● **Exercise description**
Report the count of lines that carry the string "POJO", and add nothing.

==== Data ====

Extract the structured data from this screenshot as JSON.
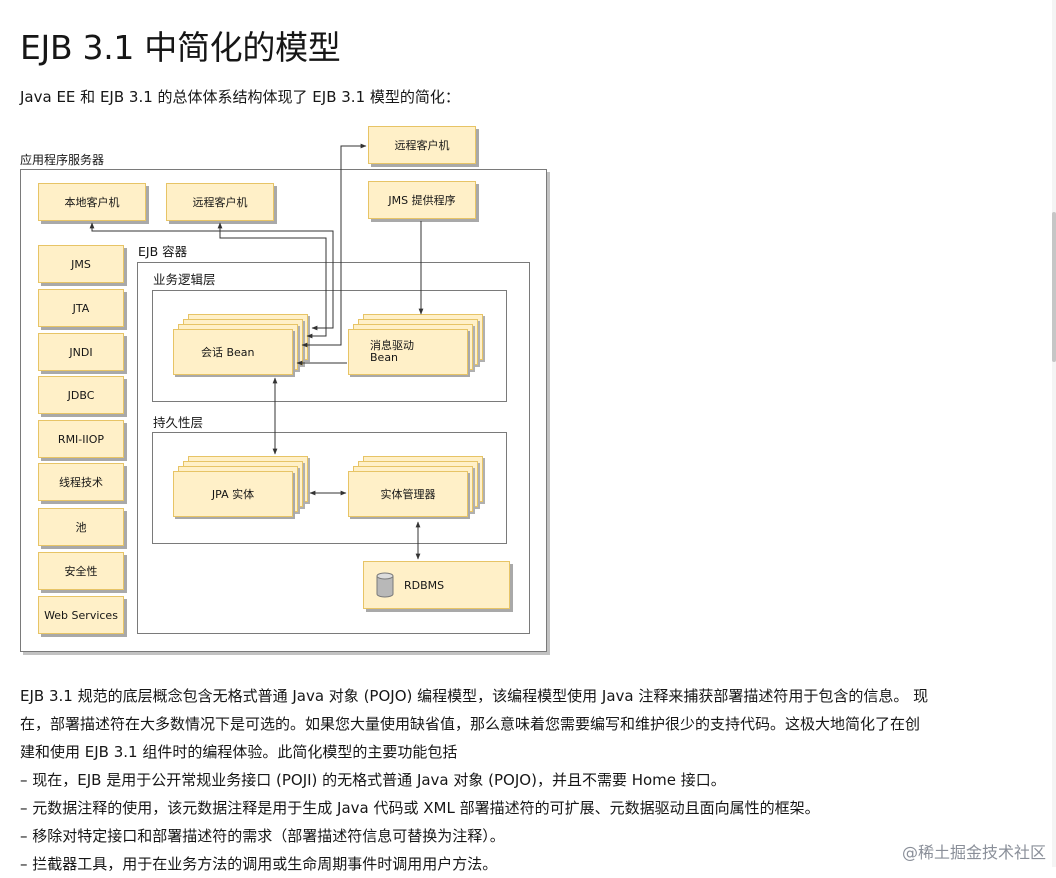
{
  "title": "EJB 3.1 中简化的模型",
  "intro": "Java EE 和 EJB 3.1 的总体体系结构体现了 EJB 3.1 模型的简化：",
  "diagram": {
    "remote_client_top": "远程客户机",
    "app_server_label": "应用程序服务器",
    "local_client": "本地客户机",
    "remote_client": "远程客户机",
    "jms_provider": "JMS 提供程序",
    "services": [
      "JMS",
      "JTA",
      "JNDI",
      "JDBC",
      "RMI-IIOP",
      "线程技术",
      "池",
      "安全性",
      "Web Services"
    ],
    "ejb_container_label": "EJB 容器",
    "business_layer_label": "业务逻辑层",
    "session_bean": "会话 Bean",
    "mdb_line1": "消息驱动",
    "mdb_line2": "Bean",
    "persistence_layer_label": "持久性层",
    "jpa_entity": "JPA 实体",
    "entity_manager": "实体管理器",
    "rdbms": "RDBMS"
  },
  "body": {
    "para_lines": [
      "EJB 3.1 规范的底层概念包含无格式普通 Java 对象 (POJO) 编程模型，该编程模型使用 Java 注释来捕获部署描述符用于包含的信息。 现",
      "在，部署描述符在大多数情况下是可选的。如果您大量使用缺省值，那么意味着您需要编写和维护很少的支持代码。这极大地简化了在创",
      "建和使用 EJB 3.1 组件时的编程体验。此简化模型的主要功能包括"
    ],
    "bullets": [
      "– 现在，EJB 是用于公开常规业务接口 (POJI) 的无格式普通 Java 对象 (POJO)，并且不需要 Home 接口。",
      "– 元数据注释的使用，该元数据注释是用于生成 Java 代码或 XML 部署描述符的可扩展、元数据驱动且面向属性的框架。",
      "– 移除对特定接口和部署描述符的需求（部署描述符信息可替换为注释）。",
      "– 拦截器工具，用于在业务方法的调用或生命周期事件时调用用户方法。"
    ]
  },
  "watermark": "@稀土掘金技术社区"
}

====

● **Solution to this exercise**
2